- SHORT PROBLEM
Transcribe the listing below, starting at its first line and ending with the line that contains "share-label: 分享: [356, 375, 404, 403]". Include both of those lines.

--- --- ---

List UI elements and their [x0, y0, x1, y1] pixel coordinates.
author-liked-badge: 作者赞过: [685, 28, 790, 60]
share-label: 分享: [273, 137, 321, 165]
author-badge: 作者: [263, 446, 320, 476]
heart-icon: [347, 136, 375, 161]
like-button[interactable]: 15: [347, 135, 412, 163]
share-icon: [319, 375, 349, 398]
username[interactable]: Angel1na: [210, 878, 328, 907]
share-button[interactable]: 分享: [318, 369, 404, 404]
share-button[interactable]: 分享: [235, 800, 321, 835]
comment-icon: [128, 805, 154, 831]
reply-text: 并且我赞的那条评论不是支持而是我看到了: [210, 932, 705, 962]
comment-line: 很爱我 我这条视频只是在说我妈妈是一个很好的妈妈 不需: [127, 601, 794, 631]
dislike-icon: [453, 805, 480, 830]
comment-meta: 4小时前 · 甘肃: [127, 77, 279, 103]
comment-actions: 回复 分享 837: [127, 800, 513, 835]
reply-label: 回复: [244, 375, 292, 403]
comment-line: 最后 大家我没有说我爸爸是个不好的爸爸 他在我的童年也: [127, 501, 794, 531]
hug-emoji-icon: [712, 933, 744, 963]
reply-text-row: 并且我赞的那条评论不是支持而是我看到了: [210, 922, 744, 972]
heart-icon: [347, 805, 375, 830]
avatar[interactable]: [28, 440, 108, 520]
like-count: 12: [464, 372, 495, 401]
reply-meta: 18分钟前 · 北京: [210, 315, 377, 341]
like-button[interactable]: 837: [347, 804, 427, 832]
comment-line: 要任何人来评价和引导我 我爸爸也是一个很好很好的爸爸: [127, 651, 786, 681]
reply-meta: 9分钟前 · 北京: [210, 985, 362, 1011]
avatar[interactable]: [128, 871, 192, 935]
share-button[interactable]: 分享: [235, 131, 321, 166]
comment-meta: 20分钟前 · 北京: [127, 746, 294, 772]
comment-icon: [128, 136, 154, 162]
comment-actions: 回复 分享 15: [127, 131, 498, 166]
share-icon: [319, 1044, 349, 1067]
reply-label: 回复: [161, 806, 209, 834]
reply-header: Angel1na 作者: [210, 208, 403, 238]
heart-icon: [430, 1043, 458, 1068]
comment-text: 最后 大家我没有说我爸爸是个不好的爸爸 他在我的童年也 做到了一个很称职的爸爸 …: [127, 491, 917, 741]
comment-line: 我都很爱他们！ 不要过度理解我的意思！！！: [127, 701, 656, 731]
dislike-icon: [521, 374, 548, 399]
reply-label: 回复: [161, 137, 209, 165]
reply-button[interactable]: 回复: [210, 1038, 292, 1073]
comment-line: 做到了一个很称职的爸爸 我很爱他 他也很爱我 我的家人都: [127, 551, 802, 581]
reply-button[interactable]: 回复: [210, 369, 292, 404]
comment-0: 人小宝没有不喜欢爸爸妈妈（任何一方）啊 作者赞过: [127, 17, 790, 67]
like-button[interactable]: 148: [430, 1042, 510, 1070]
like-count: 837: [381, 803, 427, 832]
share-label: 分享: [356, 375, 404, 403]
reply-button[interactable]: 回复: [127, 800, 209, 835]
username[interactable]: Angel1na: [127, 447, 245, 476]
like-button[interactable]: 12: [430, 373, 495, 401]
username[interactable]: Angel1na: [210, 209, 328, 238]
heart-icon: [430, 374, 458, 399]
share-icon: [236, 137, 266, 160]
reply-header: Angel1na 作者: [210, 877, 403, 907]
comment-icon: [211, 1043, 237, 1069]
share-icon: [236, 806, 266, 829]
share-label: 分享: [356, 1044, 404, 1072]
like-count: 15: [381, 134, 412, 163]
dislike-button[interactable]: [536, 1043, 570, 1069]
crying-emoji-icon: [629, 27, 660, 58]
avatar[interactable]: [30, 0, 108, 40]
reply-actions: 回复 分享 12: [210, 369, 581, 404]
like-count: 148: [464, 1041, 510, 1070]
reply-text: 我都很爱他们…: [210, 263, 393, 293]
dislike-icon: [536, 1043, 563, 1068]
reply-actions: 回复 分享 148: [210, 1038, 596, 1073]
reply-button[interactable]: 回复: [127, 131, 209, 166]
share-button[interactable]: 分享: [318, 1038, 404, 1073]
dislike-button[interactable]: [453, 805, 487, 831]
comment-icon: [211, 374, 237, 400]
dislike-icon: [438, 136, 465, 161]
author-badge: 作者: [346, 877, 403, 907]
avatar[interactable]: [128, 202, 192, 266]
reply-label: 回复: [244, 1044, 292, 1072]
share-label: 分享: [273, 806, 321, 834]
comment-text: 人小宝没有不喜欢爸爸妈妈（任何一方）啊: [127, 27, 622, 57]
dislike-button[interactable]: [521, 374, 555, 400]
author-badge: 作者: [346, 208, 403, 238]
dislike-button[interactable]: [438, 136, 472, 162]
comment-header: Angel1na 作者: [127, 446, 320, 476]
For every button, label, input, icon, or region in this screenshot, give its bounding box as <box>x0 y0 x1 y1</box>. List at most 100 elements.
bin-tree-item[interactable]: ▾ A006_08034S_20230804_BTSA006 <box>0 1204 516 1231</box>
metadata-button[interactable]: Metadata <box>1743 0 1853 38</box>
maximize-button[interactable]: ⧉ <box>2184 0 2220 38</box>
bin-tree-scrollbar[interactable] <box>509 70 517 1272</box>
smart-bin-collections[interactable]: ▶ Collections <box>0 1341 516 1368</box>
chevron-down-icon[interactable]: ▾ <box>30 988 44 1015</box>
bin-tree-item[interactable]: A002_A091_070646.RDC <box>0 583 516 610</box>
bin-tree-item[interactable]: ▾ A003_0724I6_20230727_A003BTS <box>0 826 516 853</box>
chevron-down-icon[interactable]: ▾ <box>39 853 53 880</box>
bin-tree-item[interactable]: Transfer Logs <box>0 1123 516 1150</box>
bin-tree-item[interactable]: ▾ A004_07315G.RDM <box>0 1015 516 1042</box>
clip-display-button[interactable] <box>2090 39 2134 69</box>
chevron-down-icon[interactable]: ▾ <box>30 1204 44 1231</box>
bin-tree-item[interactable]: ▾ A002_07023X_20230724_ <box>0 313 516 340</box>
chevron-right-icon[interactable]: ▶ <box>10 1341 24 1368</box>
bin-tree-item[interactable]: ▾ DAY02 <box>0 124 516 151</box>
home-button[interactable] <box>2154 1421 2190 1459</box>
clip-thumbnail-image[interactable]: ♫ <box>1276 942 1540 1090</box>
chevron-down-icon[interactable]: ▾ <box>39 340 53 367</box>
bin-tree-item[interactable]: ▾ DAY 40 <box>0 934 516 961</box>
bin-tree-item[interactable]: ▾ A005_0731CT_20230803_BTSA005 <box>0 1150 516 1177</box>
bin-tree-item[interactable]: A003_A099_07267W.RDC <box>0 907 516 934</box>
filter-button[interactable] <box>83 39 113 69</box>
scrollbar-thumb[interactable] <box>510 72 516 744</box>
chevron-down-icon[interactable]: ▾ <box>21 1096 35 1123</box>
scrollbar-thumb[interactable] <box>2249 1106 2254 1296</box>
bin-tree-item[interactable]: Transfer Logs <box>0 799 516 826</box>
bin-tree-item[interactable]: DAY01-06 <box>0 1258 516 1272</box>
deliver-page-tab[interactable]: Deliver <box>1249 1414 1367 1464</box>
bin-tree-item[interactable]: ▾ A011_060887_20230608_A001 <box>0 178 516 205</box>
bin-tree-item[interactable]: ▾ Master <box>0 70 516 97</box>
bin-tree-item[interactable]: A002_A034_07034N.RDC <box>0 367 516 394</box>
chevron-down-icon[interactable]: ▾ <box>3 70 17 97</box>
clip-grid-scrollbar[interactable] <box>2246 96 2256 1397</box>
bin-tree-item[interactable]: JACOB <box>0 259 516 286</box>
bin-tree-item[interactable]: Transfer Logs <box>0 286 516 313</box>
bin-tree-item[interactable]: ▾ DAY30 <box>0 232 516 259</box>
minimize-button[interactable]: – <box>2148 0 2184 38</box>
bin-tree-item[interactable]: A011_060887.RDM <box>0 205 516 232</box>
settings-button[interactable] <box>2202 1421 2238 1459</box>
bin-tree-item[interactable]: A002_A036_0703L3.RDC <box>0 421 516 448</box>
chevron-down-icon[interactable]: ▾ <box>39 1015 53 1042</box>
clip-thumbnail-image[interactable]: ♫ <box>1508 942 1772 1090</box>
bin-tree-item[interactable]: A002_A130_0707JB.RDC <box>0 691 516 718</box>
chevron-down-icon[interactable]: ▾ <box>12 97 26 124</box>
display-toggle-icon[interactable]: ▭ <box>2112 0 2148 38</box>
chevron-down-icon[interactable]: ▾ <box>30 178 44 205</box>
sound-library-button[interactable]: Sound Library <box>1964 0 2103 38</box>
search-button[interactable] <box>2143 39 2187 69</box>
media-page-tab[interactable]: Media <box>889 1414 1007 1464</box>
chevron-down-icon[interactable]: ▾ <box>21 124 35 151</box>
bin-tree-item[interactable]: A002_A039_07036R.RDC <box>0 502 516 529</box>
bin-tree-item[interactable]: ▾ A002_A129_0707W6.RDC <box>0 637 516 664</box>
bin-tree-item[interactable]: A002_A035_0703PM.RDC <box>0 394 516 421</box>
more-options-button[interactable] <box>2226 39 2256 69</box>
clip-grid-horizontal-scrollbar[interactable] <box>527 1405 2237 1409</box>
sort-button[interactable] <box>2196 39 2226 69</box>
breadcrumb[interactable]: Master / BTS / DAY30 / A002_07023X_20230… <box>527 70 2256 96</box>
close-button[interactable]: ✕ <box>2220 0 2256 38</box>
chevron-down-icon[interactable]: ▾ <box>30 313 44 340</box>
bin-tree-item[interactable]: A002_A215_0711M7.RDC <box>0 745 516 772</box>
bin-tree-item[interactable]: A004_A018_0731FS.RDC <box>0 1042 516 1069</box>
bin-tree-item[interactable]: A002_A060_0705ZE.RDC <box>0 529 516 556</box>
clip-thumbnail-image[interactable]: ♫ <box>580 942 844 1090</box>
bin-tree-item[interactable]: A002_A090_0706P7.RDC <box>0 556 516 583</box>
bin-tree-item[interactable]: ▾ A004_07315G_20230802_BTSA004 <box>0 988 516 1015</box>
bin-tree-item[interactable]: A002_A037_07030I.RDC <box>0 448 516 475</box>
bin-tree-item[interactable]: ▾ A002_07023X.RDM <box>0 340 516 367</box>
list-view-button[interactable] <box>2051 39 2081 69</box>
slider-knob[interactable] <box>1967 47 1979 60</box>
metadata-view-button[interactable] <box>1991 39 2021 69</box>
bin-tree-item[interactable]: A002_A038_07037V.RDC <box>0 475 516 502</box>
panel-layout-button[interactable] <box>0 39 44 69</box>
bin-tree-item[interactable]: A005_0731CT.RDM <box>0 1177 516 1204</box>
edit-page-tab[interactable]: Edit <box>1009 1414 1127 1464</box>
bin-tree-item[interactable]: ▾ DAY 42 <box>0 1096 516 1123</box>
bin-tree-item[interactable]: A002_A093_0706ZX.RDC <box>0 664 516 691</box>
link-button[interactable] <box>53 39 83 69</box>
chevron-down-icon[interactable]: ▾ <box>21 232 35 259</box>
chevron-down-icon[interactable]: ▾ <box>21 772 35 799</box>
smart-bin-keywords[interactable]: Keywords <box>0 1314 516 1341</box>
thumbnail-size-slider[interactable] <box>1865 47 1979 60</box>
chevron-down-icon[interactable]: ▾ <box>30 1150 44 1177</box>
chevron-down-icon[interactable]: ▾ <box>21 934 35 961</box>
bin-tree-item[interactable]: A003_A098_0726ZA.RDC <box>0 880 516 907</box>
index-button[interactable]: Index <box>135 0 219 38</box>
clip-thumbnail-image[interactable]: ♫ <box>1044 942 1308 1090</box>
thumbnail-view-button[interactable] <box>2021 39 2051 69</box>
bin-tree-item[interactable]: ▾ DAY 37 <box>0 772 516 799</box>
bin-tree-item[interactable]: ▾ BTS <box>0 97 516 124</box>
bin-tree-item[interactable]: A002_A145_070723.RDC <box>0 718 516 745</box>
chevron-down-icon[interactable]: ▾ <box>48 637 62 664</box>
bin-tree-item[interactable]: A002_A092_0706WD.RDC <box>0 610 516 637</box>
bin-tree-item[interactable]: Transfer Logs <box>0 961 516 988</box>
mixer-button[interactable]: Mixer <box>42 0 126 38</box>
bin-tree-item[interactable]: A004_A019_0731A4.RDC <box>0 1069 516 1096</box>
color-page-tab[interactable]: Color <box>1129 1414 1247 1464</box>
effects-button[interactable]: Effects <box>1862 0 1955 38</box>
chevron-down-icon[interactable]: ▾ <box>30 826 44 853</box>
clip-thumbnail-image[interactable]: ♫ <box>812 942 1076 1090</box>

--- --- ---

- ANSWER TO THIS EXERCISE
List UI elements and their [x0, y0, x1, y1] pixel coordinates.
author-liked-badge: 作者赞过: [685, 28, 790, 60]
share-label: 分享: [273, 137, 321, 165]
author-badge: 作者: [263, 446, 320, 476]
heart-icon: [347, 136, 375, 161]
like-button[interactable]: 15: [347, 135, 412, 163]
share-icon: [319, 375, 349, 398]
username[interactable]: Angel1na: [210, 878, 328, 907]
share-button[interactable]: 分享: [318, 369, 404, 404]
share-button[interactable]: 分享: [235, 800, 321, 835]
comment-icon: [128, 805, 154, 831]
reply-text: 并且我赞的那条评论不是支持而是我看到了: [210, 932, 705, 962]
comment-line: 很爱我 我这条视频只是在说我妈妈是一个很好的妈妈 不需: [127, 601, 794, 631]
dislike-icon: [453, 805, 480, 830]
comment-meta: 4小时前 · 甘肃: [127, 77, 279, 103]
comment-actions: 回复 分享 837: [127, 800, 513, 835]
reply-label: 回复: [244, 375, 292, 403]
comment-line: 最后 大家我没有说我爸爸是个不好的爸爸 他在我的童年也: [127, 501, 794, 531]
hug-emoji-icon: [712, 933, 744, 963]
reply-text-row: 并且我赞的那条评论不是支持而是我看到了: [210, 922, 744, 972]
heart-icon: [347, 805, 375, 830]
avatar[interactable]: [28, 440, 108, 520]
like-count: 12: [464, 372, 495, 401]
reply-meta: 18分钟前 · 北京: [210, 315, 377, 341]
like-button[interactable]: 837: [347, 804, 427, 832]
comment-line: 要任何人来评价和引导我 我爸爸也是一个很好很好的爸爸: [127, 651, 786, 681]
reply-meta: 9分钟前 · 北京: [210, 985, 362, 1011]
avatar[interactable]: [128, 871, 192, 935]
share-button[interactable]: 分享: [235, 131, 321, 166]
comment-meta: 20分钟前 · 北京: [127, 746, 294, 772]
comment-icon: [128, 136, 154, 162]
comment-actions: 回复 分享 15: [127, 131, 498, 166]
share-icon: [319, 1044, 349, 1067]
reply-label: 回复: [161, 806, 209, 834]
reply-header: Angel1na 作者: [210, 208, 403, 238]
heart-icon: [430, 1043, 458, 1068]
comment-text: 最后 大家我没有说我爸爸是个不好的爸爸 他在我的童年也 做到了一个很称职的爸爸 …: [127, 491, 917, 741]
comment-line: 我都很爱他们！ 不要过度理解我的意思！！！: [127, 701, 656, 731]
dislike-icon: [521, 374, 548, 399]
reply-label: 回复: [161, 137, 209, 165]
reply-button[interactable]: 回复: [210, 1038, 292, 1073]
comment-line: 做到了一个很称职的爸爸 我很爱他 他也很爱我 我的家人都: [127, 551, 802, 581]
reply-button[interactable]: 回复: [210, 369, 292, 404]
comment-0: 人小宝没有不喜欢爸爸妈妈（任何一方）啊 作者赞过: [127, 17, 790, 67]
like-button[interactable]: 148: [430, 1042, 510, 1070]
like-count: 837: [381, 803, 427, 832]
share-label: 分享: [356, 375, 404, 403]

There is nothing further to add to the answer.